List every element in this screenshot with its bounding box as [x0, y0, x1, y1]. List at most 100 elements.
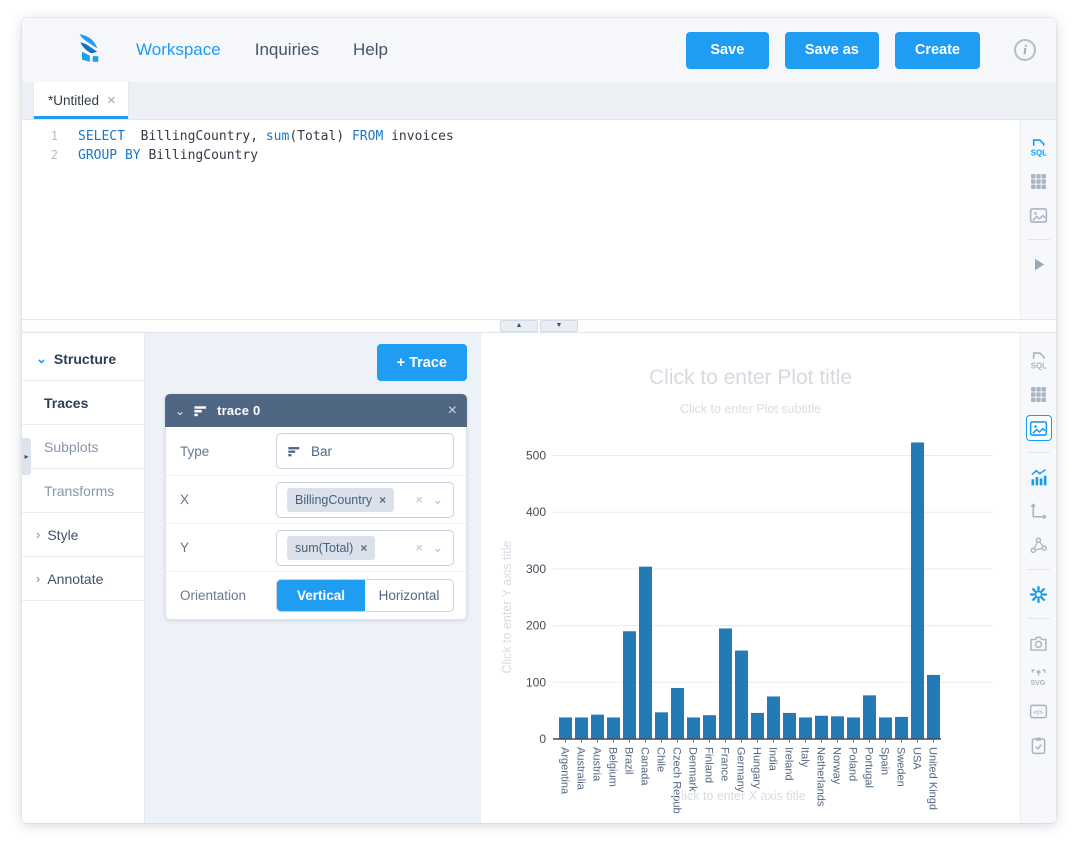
rail-divider: [1028, 452, 1050, 453]
sidebar-item-style[interactable]: › Style: [22, 513, 144, 557]
line-number: 2: [22, 146, 78, 165]
graph-links-icon[interactable]: [1026, 532, 1052, 558]
svg-text:Germany: Germany: [735, 747, 747, 793]
add-trace-button[interactable]: + Trace: [377, 344, 467, 381]
orientation-vertical-option[interactable]: Vertical: [277, 580, 365, 611]
plot-title-placeholder[interactable]: Click to enter Plot title: [481, 366, 1020, 390]
trace-card-header[interactable]: ⌄ trace 0 ×: [165, 394, 467, 427]
chevron-right-icon: ›: [36, 571, 40, 586]
sql-view-icon[interactable]: [1026, 134, 1052, 160]
svg-export-icon[interactable]: [1026, 664, 1052, 690]
info-icon[interactable]: i: [1014, 39, 1036, 61]
svg-text:Hungary: Hungary: [751, 747, 763, 789]
nav-link-inquiries[interactable]: Inquiries: [255, 40, 319, 60]
svg-text:Australia: Australia: [575, 747, 587, 791]
x-column-chip: BillingCountry ×: [287, 488, 394, 512]
sql-view-icon[interactable]: [1026, 347, 1052, 373]
sidebar-item-structure[interactable]: ⌄ Structure: [22, 337, 144, 381]
active-tab-underline: [34, 116, 128, 119]
chevron-down-icon: ⌄: [175, 404, 185, 418]
bar-chart-svg: 0100200300400500ArgentinaAustraliaAustri…: [481, 422, 1020, 823]
nav-links: Workspace Inquiries Help: [136, 40, 388, 60]
save-button[interactable]: Save: [686, 32, 769, 69]
save-as-button[interactable]: Save as: [785, 32, 879, 69]
tab-close-icon[interactable]: ×: [107, 92, 116, 109]
trace-type-value: Bar: [311, 444, 332, 459]
trace-x-row: X BillingCountry × × ⌄: [166, 475, 466, 523]
dropdown-caret-icon[interactable]: ⌄: [432, 540, 443, 556]
rail-divider: [1028, 239, 1050, 240]
bar-chart[interactable]: 0100200300400500ArgentinaAustraliaAustri…: [481, 422, 1020, 823]
svg-text:Italy: Italy: [799, 747, 811, 768]
plot-subtitle-placeholder[interactable]: Click to enter Plot subtitle: [481, 402, 1020, 416]
svg-text:United Kingd: United Kingd: [927, 747, 939, 810]
settings-gear-icon[interactable]: [1026, 581, 1052, 607]
trace-orientation-row: Orientation Vertical Horizontal: [166, 571, 466, 619]
top-navbar: Workspace Inquiries Help Save Save as Cr…: [22, 18, 1056, 82]
orientation-horizontal-option[interactable]: Horizontal: [365, 580, 453, 611]
bar-trace-icon: [193, 403, 209, 419]
code-line: 1 SELECT BillingCountry, sum(Total) FROM…: [22, 127, 1020, 146]
type-label: Type: [180, 444, 276, 459]
sidebar-item-subplots[interactable]: Subplots: [22, 425, 144, 469]
orientation-label: Orientation: [180, 588, 276, 603]
trace-close-icon[interactable]: ×: [448, 402, 457, 420]
bar-type-icon: [287, 444, 302, 459]
nav-actions: Save Save as Create i: [686, 32, 1036, 69]
nav-link-workspace[interactable]: Workspace: [136, 40, 221, 60]
svg-text:Canada: Canada: [639, 747, 651, 786]
clipboard-copy-icon[interactable]: [1026, 732, 1052, 758]
clear-selection-icon[interactable]: ×: [416, 540, 424, 555]
remove-chip-icon[interactable]: ×: [379, 493, 386, 507]
svg-text:Czech Repub: Czech Repub: [671, 747, 683, 814]
splitter-down-button[interactable]: ▼: [540, 320, 578, 332]
svg-text:France: France: [719, 747, 731, 781]
create-button[interactable]: Create: [895, 32, 980, 69]
y-column-select[interactable]: sum(Total) × × ⌄: [276, 530, 454, 566]
chart-view-icon[interactable]: [1026, 415, 1052, 441]
svg-text:Spain: Spain: [879, 747, 891, 775]
remove-chip-icon[interactable]: ×: [360, 541, 367, 555]
rail-divider: [1028, 618, 1050, 619]
orientation-toggle: Vertical Horizontal: [276, 579, 454, 612]
chart-type-icon[interactable]: [1026, 464, 1052, 490]
tab-label: *Untitled: [48, 93, 99, 108]
sidebar-item-annotate[interactable]: › Annotate: [22, 557, 144, 601]
x-column-select[interactable]: BillingCountry × × ⌄: [276, 482, 454, 518]
run-query-icon[interactable]: [1026, 251, 1052, 277]
y-column-chip: sum(Total) ×: [287, 536, 375, 560]
plot-editor-sidebar: ⌄ Structure Traces Subplots Transforms ›…: [22, 333, 145, 823]
editor-tab-bar: *Untitled ×: [22, 82, 1056, 120]
plot-preview-panel: Click to enter Plot title Click to enter…: [481, 333, 1020, 823]
rail-divider: [1028, 569, 1050, 570]
svg-text:Norway: Norway: [831, 747, 843, 785]
svg-text:200: 200: [526, 619, 546, 633]
x-axis-title-placeholder: Click to enter X axis title: [672, 789, 805, 803]
svg-text:USA: USA: [911, 747, 923, 770]
dropdown-caret-icon[interactable]: ⌄: [432, 492, 443, 508]
camera-export-icon[interactable]: [1026, 630, 1052, 656]
x-label: X: [180, 492, 276, 507]
table-view-icon[interactable]: [1026, 168, 1052, 194]
svg-text:Netherlands: Netherlands: [815, 747, 827, 807]
sql-code-editor[interactable]: 1 SELECT BillingCountry, sum(Total) FROM…: [22, 120, 1020, 319]
sidebar-item-transforms[interactable]: Transforms: [22, 469, 144, 513]
trace-type-row: Type Bar: [166, 427, 466, 475]
svg-text:100: 100: [526, 675, 546, 689]
nav-link-help[interactable]: Help: [353, 40, 388, 60]
trace-type-select[interactable]: Bar: [276, 433, 454, 469]
image-view-icon[interactable]: [1026, 202, 1052, 228]
trace-config-panel: + Trace ⌄ trace 0 × Type Bar: [145, 333, 481, 823]
axes-icon[interactable]: [1026, 498, 1052, 524]
svg-text:0: 0: [539, 732, 546, 746]
y-axis-title-placeholder: Click to enter Y axis title: [500, 540, 514, 673]
code-export-icon[interactable]: [1026, 698, 1052, 724]
pane-splitter[interactable]: ▲ ▼: [22, 320, 1056, 333]
sidebar-item-traces[interactable]: Traces: [22, 381, 144, 425]
sidebar-collapse-handle[interactable]: ▸: [22, 438, 31, 475]
splitter-up-button[interactable]: ▲: [500, 320, 538, 332]
clear-selection-icon[interactable]: ×: [416, 492, 424, 507]
chevron-down-icon: ⌄: [36, 351, 47, 367]
table-view-icon[interactable]: [1026, 381, 1052, 407]
tab-untitled[interactable]: *Untitled ×: [33, 82, 129, 119]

========================================================================

§ **Direction**: Copy the records word for word, beginning at the line that has "rail-divider: [1028, 452, 1050, 453]" and stopping after the line that has "settings-gear-icon[interactable]: [1026, 581, 1052, 607]".

§ **Full response**:
rail-divider: [1028, 452, 1050, 453]
sidebar-item-style[interactable]: › Style: [22, 513, 144, 557]
line-number: 2: [22, 146, 78, 165]
graph-links-icon[interactable]: [1026, 532, 1052, 558]
svg-text:Germany: Germany: [735, 747, 747, 793]
add-trace-button[interactable]: + Trace: [377, 344, 467, 381]
orientation-vertical-option[interactable]: Vertical: [277, 580, 365, 611]
plot-title-placeholder[interactable]: Click to enter Plot title: [481, 366, 1020, 390]
trace-card-header[interactable]: ⌄ trace 0 ×: [165, 394, 467, 427]
chevron-right-icon: ›: [36, 571, 40, 586]
sql-view-icon[interactable]: [1026, 134, 1052, 160]
svg-export-icon[interactable]: [1026, 664, 1052, 690]
info-icon[interactable]: i: [1014, 39, 1036, 61]
svg-text:Hungary: Hungary: [751, 747, 763, 789]
nav-link-inquiries[interactable]: Inquiries: [255, 40, 319, 60]
svg-text:Australia: Australia: [575, 747, 587, 791]
x-column-chip: BillingCountry ×: [287, 488, 394, 512]
sql-view-icon[interactable]: [1026, 347, 1052, 373]
sidebar-item-structure[interactable]: ⌄ Structure: [22, 337, 144, 381]
active-tab-underline: [34, 116, 128, 119]
chevron-down-icon: ⌄: [175, 404, 185, 418]
bar-chart-svg: 0100200300400500ArgentinaAustraliaAustri…: [481, 422, 1020, 823]
nav-links: Workspace Inquiries Help: [136, 40, 388, 60]
save-button[interactable]: Save: [686, 32, 769, 69]
save-as-button[interactable]: Save as: [785, 32, 879, 69]
tab-close-icon[interactable]: ×: [107, 92, 116, 109]
trace-type-value: Bar: [311, 444, 332, 459]
trace-x-row: X BillingCountry × × ⌄: [166, 475, 466, 523]
dropdown-caret-icon[interactable]: ⌄: [432, 540, 443, 556]
rail-divider: [1028, 239, 1050, 240]
bar-chart[interactable]: 0100200300400500ArgentinaAustraliaAustri…: [481, 422, 1020, 823]
svg-text:Italy: Italy: [799, 747, 811, 768]
plot-subtitle-placeholder[interactable]: Click to enter Plot subtitle: [481, 402, 1020, 416]
svg-text:United Kingd: United Kingd: [927, 747, 939, 810]
settings-gear-icon[interactable]: [1026, 581, 1052, 607]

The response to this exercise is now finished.